[Figure record extracts]
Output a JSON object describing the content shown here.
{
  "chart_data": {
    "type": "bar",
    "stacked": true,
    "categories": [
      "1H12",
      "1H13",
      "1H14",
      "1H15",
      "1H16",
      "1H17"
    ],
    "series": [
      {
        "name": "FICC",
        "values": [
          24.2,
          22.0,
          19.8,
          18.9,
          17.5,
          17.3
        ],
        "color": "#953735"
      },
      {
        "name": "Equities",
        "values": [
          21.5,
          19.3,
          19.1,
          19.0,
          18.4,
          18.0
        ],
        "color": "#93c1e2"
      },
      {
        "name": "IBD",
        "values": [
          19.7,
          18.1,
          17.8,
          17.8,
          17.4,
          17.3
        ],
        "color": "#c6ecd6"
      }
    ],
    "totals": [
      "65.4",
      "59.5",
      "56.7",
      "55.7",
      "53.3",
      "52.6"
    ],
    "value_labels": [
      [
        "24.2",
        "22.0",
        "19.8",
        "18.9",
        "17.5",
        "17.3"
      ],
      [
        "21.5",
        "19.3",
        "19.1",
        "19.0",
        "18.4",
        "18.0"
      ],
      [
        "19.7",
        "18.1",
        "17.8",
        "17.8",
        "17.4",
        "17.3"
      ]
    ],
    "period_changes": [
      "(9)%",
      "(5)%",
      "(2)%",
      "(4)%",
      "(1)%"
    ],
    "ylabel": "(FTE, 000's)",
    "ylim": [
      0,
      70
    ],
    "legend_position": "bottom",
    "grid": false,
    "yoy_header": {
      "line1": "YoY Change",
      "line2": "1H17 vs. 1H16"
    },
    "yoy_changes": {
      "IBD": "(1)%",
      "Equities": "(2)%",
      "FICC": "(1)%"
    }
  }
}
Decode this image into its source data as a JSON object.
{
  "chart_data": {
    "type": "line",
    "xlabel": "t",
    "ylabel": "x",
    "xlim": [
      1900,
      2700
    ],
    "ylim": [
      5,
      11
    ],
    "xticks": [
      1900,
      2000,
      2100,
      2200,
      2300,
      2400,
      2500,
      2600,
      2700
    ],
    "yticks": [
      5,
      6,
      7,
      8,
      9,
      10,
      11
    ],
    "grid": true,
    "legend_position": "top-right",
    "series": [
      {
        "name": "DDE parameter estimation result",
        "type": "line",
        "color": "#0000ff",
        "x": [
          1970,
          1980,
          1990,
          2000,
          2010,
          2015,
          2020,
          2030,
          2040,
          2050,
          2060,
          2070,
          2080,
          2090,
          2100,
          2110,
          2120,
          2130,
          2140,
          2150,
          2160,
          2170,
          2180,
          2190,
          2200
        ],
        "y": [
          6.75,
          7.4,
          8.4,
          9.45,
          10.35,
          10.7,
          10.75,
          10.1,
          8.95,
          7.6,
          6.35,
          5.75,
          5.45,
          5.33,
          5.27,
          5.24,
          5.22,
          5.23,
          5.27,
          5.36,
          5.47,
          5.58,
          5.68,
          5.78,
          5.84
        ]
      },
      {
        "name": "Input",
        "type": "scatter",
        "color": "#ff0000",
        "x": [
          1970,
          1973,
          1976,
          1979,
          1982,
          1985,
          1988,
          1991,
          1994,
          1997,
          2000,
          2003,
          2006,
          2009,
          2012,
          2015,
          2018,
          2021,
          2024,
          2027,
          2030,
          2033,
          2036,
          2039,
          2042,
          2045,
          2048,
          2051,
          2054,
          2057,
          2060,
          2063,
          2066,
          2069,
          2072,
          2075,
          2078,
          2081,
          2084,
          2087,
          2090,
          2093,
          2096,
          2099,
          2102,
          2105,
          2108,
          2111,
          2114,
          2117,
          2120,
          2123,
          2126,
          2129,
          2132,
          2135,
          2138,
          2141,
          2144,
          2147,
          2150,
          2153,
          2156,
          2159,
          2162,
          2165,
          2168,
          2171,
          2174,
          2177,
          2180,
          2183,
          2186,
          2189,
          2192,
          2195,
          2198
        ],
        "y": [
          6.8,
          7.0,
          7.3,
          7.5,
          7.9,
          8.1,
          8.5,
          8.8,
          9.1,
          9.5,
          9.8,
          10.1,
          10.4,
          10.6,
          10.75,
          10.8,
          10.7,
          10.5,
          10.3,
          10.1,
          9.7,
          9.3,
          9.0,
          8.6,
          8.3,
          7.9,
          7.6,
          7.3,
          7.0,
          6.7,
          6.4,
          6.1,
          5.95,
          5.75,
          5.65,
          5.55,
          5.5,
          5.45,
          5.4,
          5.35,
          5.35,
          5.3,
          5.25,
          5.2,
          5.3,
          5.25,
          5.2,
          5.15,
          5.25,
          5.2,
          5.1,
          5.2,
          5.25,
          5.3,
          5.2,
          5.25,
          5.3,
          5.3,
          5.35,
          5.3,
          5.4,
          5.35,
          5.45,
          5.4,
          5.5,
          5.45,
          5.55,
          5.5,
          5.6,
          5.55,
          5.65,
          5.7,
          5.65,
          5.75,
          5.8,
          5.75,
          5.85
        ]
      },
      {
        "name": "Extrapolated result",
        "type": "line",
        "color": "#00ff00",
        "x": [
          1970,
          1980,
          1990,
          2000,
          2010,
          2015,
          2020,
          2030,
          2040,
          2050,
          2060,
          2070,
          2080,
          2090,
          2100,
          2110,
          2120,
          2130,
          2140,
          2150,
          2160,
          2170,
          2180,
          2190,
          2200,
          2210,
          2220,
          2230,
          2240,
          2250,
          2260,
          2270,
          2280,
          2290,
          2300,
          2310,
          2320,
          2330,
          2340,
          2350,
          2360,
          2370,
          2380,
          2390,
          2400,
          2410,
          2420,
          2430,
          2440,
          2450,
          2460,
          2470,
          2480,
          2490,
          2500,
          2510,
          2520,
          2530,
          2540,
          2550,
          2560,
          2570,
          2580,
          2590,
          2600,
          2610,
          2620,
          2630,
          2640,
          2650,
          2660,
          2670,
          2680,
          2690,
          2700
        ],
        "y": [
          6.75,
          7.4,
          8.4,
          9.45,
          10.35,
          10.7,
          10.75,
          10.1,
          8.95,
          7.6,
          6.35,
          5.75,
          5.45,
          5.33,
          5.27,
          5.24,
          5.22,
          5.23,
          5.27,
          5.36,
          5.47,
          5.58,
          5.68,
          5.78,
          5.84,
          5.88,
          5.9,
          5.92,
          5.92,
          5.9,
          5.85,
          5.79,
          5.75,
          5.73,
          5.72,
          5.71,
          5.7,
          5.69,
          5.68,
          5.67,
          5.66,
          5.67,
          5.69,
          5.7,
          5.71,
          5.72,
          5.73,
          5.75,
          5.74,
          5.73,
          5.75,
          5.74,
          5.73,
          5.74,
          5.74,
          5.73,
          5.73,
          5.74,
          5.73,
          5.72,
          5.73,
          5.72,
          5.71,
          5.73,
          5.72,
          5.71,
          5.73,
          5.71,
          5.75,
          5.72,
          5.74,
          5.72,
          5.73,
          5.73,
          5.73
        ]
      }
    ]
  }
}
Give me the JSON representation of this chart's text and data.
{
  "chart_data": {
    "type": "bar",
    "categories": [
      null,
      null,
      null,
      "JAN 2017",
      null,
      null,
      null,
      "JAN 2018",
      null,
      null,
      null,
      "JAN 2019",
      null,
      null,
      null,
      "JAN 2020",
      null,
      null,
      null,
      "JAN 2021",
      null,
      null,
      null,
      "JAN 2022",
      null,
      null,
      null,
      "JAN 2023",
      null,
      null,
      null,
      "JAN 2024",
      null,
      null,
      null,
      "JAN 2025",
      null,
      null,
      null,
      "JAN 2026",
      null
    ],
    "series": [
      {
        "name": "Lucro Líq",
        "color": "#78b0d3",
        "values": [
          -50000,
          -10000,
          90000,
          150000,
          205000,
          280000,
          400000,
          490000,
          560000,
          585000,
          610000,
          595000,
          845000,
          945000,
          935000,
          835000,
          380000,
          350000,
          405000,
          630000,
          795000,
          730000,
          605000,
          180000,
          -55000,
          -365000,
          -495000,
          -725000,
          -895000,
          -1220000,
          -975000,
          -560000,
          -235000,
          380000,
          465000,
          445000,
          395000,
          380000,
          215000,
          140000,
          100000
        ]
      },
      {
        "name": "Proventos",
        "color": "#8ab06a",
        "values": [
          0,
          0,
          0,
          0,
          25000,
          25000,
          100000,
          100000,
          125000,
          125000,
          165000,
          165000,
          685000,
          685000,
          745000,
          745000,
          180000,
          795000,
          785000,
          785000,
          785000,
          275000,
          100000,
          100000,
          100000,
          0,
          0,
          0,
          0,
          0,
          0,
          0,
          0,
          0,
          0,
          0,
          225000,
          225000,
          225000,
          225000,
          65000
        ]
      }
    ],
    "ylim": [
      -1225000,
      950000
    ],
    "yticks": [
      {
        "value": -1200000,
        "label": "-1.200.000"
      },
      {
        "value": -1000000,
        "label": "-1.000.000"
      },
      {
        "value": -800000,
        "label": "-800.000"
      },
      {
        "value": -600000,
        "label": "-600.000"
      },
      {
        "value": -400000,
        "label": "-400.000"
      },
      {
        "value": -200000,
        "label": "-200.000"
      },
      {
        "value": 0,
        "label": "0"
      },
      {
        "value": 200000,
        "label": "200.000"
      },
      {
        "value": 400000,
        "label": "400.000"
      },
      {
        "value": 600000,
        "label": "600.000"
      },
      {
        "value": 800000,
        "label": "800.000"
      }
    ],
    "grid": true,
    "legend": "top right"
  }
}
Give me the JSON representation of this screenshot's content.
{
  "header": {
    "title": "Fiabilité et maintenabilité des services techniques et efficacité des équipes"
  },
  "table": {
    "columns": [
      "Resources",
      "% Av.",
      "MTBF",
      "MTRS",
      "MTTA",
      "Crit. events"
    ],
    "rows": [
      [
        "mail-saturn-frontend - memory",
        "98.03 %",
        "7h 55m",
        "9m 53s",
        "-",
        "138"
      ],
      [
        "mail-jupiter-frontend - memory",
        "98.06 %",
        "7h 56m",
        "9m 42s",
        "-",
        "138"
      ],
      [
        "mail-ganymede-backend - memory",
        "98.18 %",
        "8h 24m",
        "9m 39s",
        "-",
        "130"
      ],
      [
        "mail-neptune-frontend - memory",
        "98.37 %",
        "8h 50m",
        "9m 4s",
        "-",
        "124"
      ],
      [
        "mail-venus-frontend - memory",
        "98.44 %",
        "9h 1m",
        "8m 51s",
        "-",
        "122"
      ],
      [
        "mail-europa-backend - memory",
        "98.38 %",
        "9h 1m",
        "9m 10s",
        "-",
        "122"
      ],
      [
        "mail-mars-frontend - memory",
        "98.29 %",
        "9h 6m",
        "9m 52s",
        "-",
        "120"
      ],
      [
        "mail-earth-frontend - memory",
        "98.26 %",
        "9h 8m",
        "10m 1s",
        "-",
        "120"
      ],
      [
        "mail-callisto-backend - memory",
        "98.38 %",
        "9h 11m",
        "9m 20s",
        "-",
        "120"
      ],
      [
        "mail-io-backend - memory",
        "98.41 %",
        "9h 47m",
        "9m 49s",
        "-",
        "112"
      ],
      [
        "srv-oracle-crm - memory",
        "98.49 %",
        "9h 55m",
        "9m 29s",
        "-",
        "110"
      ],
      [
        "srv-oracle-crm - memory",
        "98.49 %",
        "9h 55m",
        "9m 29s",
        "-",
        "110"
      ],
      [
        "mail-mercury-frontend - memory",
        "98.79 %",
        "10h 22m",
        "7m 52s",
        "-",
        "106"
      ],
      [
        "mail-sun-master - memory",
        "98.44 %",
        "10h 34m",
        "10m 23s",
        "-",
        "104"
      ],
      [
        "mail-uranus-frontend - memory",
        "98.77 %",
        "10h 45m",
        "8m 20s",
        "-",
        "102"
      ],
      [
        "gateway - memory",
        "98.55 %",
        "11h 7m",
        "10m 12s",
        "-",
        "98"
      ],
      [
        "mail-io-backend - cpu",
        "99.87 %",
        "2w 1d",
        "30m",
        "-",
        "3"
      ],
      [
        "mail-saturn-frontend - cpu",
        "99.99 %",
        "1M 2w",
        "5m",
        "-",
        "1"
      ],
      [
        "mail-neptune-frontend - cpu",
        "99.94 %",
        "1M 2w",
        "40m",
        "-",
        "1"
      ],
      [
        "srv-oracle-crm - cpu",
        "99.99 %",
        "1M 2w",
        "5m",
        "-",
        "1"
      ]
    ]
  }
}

» **YOUR INSTRUCTIONS**
Return each line in the records that holds the string "JSON".

» **TASK RESULT**
Output a JSON object describing the content shown here.
Decode this image into its source data as a JSON object.
Give me the JSON representation of this chart's text and data.
Give me the JSON representation of this screenshot's content.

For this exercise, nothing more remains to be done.